• TEXT:
Many HPC applications are fine-grained, requiring more frequent inter-process communication with smaller payloads. As a result, performance is dependent more on communication latency than on bandwidth. High-performance fabrics are used to minimize message latency.

For maximum performance, use one fabric host controller per CPU. In a server, each PCIe expansion slot is associated with one of the CPUs. Install the fabric host controllers so that each CPU is associated with its own fabric host controller. You will need to consult the system board technical specification to determine PCIe lane assignment.

Fabric performance may be further enhanced using multiple links (dual-rail or multi-rail). For many, bandwidth needs are limited and using multi-rail does not benefit performance.

Disk Configuration

Disk configuration has little to no impact on benchmark performance, including HPL, HPCG, or STREAM.

Storage requirements for other HPC applications

CPU Configuration

Before running benchmarks, all CPUs should be set to performance mode. For example, to use the cpupower utility, run

cpupower -c all frequency-set --governor performance

Services

Disable all unnecessary services and cron jobs.

When running HPC benchmarks, do not run them as a job using a batch scheduler or resource manager, and those services should be disabled until the benchmark is complete. Make certain that no other users are logged into any systems that will be used during the benchmark.

Application Settings

Development Environment

Build and execute applications using the latest Intel® oneAPI HPC Toolkit.

Intel® oneAPI Toolkits enable the development with a unified toolset, allowing developers to deliver applications and solutions across CPU, GPU, and FPGA architectures. The Intel® oneAPI HPC Toolkit delivers what’s needed to build, analyze, optimize, and scale HPC applications with the latest techniques in vectorization, multithreading, multi-node parallelization, and memory optimization. The HPC toolkit is an add-on to the Intel® oneAPI Base Toolkit, which is required.

The oneAPI Toolkits are available for installation using a local installer, or through online APT and YUM repositories. To install the latest toolkit, go to
https://software.intel.com/content/www/us/en/develop/tools/oneapi/hpc-toolkit/download.html

Intel® oneAPI Math Kernel Library (oneMKL)

Coordinate annotation listing
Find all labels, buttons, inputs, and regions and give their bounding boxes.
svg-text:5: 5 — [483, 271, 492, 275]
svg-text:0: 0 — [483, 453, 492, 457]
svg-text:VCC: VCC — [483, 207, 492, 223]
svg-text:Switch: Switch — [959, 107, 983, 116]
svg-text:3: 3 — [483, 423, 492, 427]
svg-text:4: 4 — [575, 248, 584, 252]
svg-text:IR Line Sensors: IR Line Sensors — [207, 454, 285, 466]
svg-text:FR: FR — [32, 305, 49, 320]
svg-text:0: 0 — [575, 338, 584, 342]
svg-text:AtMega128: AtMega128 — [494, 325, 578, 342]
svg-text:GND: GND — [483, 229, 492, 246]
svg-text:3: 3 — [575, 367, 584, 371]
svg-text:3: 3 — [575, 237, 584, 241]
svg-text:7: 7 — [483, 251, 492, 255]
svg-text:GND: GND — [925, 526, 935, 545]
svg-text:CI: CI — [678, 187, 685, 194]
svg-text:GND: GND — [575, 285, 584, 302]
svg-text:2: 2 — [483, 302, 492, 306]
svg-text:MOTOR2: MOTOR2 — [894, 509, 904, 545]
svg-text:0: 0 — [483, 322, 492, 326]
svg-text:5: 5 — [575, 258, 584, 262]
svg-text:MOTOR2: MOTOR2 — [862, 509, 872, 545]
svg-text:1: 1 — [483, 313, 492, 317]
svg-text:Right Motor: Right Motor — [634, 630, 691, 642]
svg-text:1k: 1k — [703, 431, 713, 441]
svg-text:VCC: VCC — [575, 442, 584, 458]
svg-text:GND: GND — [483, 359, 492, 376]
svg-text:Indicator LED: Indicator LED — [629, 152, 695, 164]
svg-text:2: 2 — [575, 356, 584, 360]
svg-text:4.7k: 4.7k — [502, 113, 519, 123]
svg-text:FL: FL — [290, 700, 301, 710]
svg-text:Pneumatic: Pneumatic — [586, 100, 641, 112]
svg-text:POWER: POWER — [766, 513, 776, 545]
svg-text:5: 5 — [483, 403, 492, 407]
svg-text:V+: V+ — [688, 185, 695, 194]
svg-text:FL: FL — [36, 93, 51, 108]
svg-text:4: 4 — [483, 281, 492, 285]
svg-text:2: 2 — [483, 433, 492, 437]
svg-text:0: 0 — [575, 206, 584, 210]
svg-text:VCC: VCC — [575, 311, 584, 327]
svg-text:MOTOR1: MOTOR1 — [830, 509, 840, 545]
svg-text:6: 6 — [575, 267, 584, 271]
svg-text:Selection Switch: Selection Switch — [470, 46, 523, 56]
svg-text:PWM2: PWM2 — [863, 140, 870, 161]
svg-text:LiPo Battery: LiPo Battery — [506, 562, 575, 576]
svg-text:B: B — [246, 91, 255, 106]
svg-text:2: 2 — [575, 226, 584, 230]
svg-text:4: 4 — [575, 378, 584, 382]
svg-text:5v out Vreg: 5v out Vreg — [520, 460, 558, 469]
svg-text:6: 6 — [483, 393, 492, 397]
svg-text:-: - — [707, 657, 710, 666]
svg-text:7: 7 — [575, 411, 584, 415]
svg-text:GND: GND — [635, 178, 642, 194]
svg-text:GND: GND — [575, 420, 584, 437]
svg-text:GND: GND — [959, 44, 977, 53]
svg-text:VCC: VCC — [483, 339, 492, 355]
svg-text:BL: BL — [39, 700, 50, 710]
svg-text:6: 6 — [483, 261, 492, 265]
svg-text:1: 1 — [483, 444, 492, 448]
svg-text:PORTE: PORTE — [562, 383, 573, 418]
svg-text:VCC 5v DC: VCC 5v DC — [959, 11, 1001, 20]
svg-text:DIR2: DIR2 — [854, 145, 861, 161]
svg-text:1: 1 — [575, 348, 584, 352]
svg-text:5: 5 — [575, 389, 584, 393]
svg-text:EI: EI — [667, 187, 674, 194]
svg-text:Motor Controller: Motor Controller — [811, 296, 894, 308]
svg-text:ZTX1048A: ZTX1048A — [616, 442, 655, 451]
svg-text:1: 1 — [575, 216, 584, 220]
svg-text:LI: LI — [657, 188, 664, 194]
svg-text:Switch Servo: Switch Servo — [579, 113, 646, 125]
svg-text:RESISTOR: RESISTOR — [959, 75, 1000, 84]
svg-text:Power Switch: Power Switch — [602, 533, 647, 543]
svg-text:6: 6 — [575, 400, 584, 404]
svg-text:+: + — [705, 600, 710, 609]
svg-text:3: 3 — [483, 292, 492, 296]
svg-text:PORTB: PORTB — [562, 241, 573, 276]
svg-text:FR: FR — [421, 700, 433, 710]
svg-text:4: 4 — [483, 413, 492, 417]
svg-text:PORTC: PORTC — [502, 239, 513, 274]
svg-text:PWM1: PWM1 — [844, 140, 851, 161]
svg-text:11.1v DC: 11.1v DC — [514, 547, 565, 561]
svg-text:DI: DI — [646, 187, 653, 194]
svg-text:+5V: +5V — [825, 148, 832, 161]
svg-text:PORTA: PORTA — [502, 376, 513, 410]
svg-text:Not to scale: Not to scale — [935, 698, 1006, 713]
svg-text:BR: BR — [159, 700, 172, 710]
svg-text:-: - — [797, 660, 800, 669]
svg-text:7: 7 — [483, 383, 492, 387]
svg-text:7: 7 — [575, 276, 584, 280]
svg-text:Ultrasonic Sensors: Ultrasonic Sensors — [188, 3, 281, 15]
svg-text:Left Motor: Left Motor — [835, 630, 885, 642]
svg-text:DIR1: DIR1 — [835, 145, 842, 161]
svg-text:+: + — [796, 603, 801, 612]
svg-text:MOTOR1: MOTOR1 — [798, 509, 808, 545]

• INSTRUCTION:
Extend the HPC system tuning text past its last line. The listing was taken from a separate source.

• EXERCISE OUTPUT:
The oneMKL provides enhanced math routines and libraries, such as BLAS, LAPACK, sparse solvers, fast Fourier transforms (FFT), random number generator functions (RNG), summary statistics, data fitting, and vector math. Use of oneMKL is recommended for optimal performance of HPC applications and benchmarks.

The library is included in the Intel® oneAPI Base Toolkit, but oneMKL support for Intel® MPI library or Intel® Fortran Compilers requires the Intel® oneAPI HPC Toolkit.

Intel MPI Library

Use Intel MPI Library minimum version 2021.2.0. MPI applications should be compiled with this version using compilers and libraries from Intel oneAPI toolkit 2021.2.0 or later.

User Environment

Intel® Hyper-Threading Technology

For OpenMP based applications that do not benefit from using simultaneous multi-threaded cores, make sure that the number of OpenMP threads do not exceed the available number of physical cores on the system. OpenMP threads are controlled by setting the OMP_NUM_THREADS environment variable.

Also set the appropriate thread to core affinity, based on how Hyper-Threading is enabled on the server.

If Hyper-Threading is enabled:

export KMP_AFFINITY=granularity=fine,compact,1,0

If Hyper-Threading is disabled:

export KMP_AFFINITY=compact

Multi-Rail Omni-Path Fabric

If your system is configured with Omni-Path fabric and multiple links, enable multi-rail communication. Set the variable PSM2_MULTIRAIL equal to the number of cable links on each host controller. By default, it is set to 1.

Benchmark Optimization

Optimized settings for HPC benchmarks may differ from applications.

HP LINPACK

Optimum tuning of the HP LINPACK benchmark uses custom configuration that may impact performance of other benchmarks and applications. For that reason, it is not included here. For information on tuning the HP LINPACK benchmark, contact your Intel representative.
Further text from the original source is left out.